:: Written task ::
Copy out all the lines where "建筑装饰" shows up.

(Dataset records on visual material)
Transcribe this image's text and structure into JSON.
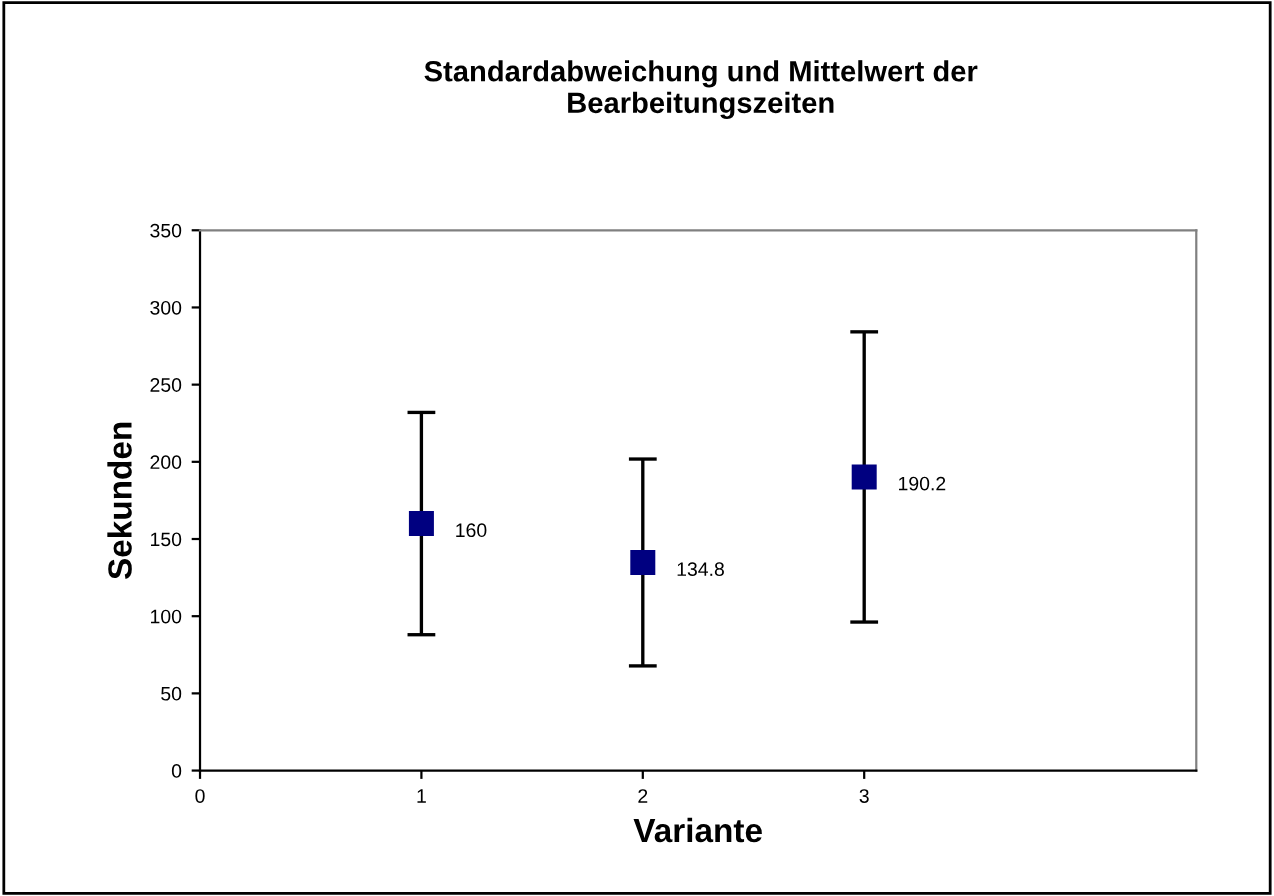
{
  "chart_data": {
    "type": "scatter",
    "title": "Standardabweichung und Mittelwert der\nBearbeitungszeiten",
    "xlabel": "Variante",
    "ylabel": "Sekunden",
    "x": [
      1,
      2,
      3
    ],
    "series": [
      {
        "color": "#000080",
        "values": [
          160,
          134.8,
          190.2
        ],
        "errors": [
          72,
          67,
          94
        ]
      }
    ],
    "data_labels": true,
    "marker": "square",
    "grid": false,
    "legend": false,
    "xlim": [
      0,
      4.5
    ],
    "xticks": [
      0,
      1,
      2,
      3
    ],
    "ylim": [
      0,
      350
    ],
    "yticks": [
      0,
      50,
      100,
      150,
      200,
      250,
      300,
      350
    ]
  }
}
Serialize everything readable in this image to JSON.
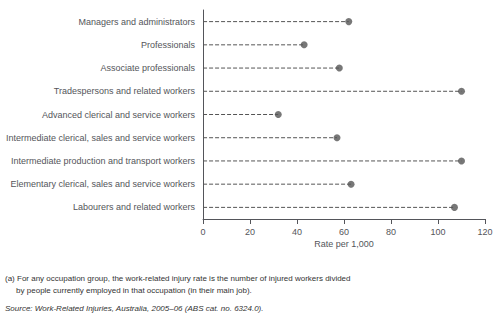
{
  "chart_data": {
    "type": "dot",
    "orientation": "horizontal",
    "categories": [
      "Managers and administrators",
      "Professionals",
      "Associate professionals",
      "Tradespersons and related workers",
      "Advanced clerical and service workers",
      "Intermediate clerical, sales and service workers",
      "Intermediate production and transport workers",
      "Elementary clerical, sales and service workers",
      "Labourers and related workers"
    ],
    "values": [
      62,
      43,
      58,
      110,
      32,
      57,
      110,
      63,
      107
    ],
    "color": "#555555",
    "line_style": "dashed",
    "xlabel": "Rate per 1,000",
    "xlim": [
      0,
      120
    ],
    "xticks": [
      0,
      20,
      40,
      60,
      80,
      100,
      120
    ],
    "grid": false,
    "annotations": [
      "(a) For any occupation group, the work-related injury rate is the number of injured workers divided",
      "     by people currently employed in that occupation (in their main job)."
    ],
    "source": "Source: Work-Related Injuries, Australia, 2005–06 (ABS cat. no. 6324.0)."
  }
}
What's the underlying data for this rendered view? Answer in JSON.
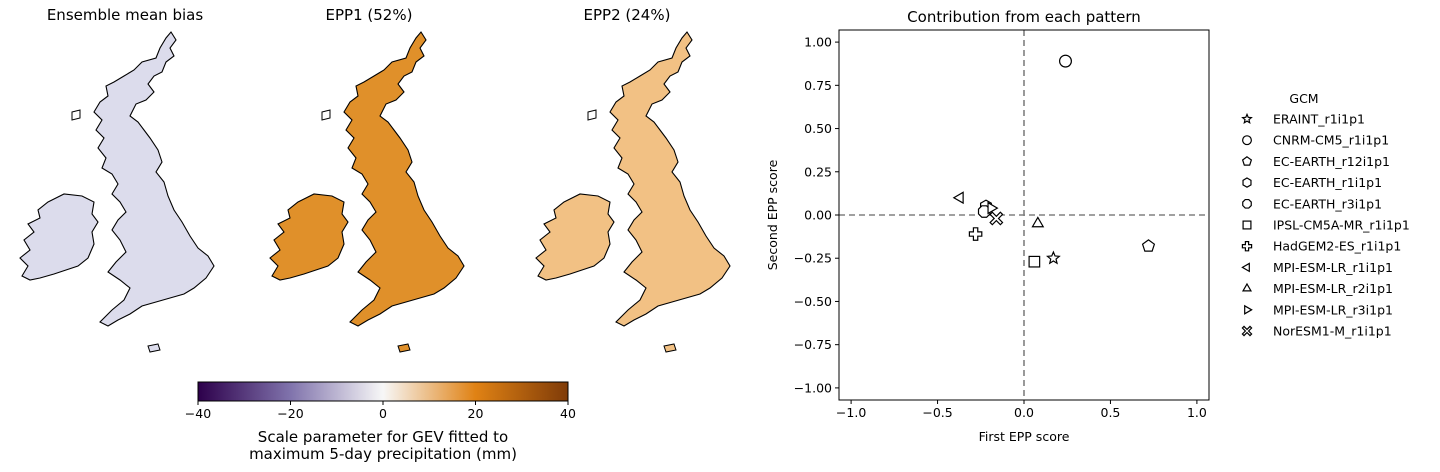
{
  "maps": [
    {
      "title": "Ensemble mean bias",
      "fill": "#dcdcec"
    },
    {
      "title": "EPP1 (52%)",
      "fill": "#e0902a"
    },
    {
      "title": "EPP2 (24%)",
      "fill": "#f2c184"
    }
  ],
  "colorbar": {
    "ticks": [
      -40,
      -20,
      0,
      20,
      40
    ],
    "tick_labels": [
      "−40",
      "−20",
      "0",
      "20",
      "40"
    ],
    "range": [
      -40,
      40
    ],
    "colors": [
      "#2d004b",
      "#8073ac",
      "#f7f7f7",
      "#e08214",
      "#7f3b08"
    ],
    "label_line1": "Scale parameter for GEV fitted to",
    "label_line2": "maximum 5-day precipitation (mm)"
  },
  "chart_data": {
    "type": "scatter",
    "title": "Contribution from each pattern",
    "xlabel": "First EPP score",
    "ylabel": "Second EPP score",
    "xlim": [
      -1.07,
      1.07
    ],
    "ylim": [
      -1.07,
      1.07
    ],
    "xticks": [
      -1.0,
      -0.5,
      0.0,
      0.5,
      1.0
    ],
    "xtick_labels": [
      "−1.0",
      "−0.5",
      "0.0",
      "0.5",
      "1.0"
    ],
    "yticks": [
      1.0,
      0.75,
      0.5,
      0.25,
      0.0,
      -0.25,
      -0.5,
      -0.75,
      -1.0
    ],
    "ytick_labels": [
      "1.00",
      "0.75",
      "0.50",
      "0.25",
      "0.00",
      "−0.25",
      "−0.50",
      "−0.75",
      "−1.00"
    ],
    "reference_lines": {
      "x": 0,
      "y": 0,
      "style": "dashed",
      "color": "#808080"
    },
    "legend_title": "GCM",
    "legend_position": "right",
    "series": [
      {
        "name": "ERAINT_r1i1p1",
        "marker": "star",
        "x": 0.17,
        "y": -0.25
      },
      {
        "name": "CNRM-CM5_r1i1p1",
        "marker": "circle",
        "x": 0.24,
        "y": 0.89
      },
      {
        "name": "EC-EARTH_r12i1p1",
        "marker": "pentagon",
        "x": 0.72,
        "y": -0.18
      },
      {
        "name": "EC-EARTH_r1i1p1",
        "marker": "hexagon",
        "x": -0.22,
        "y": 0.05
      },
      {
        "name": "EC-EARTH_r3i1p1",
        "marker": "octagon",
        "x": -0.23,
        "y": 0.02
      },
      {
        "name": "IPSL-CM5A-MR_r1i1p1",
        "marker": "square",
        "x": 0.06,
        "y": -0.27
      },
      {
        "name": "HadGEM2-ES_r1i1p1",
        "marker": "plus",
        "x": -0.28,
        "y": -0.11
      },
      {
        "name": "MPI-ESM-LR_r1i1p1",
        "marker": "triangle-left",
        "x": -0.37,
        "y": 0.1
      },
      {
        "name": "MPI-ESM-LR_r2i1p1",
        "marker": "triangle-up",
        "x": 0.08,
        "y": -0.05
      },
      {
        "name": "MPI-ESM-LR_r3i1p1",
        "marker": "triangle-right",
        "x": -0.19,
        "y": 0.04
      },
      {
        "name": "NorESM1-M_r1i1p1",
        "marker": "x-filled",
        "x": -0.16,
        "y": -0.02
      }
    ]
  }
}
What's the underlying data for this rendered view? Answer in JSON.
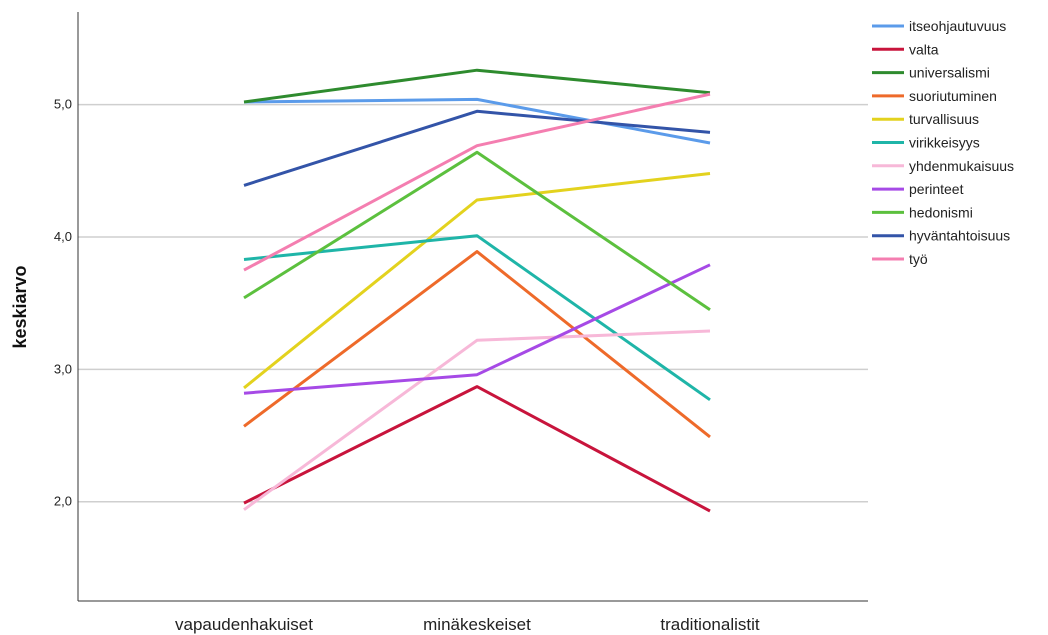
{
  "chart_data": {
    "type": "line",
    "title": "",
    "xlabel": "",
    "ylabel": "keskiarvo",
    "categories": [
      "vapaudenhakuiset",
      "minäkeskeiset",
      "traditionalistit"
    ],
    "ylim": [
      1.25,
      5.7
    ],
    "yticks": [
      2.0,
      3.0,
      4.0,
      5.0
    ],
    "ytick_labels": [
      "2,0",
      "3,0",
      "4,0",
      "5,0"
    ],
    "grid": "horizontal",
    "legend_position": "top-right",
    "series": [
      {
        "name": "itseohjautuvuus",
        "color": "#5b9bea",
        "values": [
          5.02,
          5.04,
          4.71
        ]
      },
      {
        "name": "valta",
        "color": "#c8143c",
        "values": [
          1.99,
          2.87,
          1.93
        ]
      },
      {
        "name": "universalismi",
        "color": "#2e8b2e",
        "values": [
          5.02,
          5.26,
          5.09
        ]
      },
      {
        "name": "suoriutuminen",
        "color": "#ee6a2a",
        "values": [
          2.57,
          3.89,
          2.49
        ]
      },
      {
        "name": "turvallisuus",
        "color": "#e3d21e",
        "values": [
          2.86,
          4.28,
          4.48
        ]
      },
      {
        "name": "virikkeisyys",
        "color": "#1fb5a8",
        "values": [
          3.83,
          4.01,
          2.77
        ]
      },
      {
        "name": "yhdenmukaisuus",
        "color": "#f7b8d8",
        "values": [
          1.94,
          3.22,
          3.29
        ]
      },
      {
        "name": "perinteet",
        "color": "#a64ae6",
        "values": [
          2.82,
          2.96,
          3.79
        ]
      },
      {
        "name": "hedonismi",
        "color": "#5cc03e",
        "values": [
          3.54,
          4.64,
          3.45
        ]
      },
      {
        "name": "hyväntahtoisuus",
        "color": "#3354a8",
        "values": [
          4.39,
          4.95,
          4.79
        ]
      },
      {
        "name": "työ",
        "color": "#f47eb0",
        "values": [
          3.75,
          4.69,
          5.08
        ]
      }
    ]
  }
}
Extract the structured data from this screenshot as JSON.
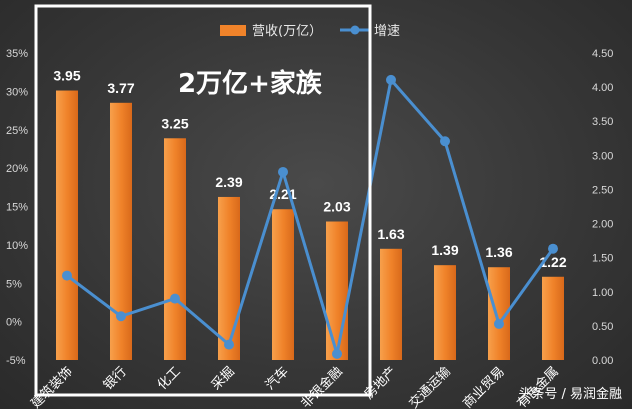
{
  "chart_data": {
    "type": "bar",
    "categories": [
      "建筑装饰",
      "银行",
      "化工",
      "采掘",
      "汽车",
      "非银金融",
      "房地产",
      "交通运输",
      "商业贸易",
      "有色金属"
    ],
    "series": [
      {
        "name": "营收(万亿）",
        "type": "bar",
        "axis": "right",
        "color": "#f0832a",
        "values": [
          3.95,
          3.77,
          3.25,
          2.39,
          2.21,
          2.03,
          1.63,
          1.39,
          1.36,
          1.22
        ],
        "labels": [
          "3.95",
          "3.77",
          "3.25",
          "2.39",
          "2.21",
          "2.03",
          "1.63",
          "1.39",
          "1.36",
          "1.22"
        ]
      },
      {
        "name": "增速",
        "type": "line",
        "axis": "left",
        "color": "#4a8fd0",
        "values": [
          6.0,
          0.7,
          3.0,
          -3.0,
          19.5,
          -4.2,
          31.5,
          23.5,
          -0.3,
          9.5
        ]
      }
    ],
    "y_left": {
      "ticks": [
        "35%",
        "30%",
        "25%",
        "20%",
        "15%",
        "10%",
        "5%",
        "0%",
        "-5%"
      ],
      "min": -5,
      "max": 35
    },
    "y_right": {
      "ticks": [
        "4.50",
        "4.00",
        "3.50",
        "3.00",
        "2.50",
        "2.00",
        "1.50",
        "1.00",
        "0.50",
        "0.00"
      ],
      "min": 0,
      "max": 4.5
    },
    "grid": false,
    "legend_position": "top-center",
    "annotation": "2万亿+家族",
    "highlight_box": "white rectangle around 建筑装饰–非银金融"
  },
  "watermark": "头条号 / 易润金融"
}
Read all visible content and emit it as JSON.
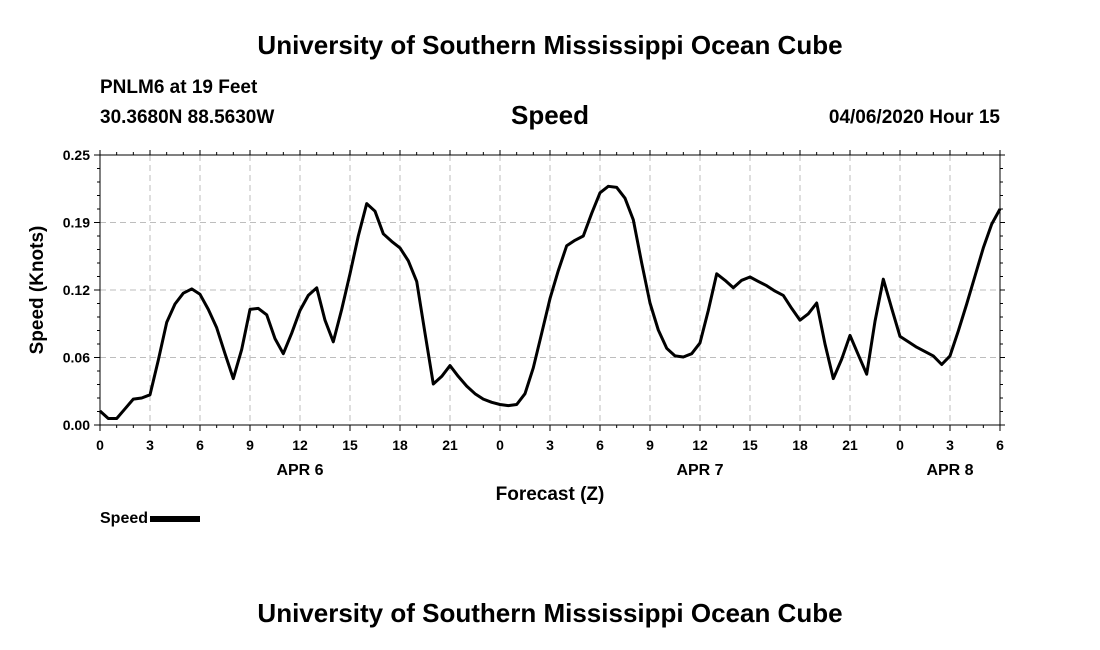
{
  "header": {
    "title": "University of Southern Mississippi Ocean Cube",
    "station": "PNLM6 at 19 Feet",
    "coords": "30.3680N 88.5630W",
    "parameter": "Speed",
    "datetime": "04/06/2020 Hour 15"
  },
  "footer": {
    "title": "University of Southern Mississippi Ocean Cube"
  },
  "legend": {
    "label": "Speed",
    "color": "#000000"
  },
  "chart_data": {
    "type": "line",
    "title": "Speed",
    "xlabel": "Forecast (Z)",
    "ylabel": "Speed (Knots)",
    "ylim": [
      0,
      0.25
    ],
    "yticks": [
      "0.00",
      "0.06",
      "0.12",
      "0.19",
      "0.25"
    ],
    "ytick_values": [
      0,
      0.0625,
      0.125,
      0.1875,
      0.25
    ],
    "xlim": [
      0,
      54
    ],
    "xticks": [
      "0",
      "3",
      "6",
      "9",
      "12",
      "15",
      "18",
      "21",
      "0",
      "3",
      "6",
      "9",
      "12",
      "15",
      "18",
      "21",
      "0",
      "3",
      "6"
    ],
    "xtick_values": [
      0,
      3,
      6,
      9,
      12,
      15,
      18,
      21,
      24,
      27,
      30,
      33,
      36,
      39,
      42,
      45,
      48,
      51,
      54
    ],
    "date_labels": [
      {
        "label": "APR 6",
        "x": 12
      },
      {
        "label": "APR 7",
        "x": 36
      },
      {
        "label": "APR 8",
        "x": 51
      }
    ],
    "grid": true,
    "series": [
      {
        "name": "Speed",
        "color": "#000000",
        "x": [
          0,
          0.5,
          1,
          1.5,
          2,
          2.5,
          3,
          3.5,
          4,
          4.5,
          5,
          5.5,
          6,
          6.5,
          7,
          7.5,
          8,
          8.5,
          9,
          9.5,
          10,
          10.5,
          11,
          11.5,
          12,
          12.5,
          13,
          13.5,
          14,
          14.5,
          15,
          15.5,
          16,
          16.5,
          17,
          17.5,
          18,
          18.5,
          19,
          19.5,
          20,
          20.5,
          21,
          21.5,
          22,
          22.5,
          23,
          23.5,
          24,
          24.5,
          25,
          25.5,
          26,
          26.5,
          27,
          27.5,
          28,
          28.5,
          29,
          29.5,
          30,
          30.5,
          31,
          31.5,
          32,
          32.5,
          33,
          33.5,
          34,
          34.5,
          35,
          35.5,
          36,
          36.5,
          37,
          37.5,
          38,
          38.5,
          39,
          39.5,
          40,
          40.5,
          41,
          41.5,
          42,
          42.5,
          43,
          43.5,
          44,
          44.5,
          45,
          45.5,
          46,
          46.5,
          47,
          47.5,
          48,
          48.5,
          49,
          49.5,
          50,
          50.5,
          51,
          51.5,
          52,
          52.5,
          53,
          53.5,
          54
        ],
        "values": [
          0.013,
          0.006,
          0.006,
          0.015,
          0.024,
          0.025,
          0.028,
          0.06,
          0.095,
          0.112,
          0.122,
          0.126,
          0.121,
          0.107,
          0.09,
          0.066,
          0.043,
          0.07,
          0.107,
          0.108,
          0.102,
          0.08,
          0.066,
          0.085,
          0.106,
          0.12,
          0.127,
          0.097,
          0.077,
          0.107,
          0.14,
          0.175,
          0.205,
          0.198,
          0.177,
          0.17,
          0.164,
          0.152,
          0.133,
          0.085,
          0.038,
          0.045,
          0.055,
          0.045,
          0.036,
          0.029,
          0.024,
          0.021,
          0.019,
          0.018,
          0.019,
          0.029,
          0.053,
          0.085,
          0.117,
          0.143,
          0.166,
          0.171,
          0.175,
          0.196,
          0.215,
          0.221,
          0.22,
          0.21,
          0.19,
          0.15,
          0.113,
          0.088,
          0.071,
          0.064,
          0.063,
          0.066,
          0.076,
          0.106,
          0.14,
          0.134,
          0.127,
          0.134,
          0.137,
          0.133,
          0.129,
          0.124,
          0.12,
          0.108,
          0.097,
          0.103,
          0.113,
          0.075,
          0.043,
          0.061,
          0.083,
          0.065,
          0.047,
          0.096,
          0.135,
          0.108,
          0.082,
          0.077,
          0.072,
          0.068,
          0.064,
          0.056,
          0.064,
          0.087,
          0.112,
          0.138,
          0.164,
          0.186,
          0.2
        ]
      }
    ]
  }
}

:: Correct output ::
      "建筑装饰",
    "highlight_box": "white rectangle around 建筑装饰–非银金融"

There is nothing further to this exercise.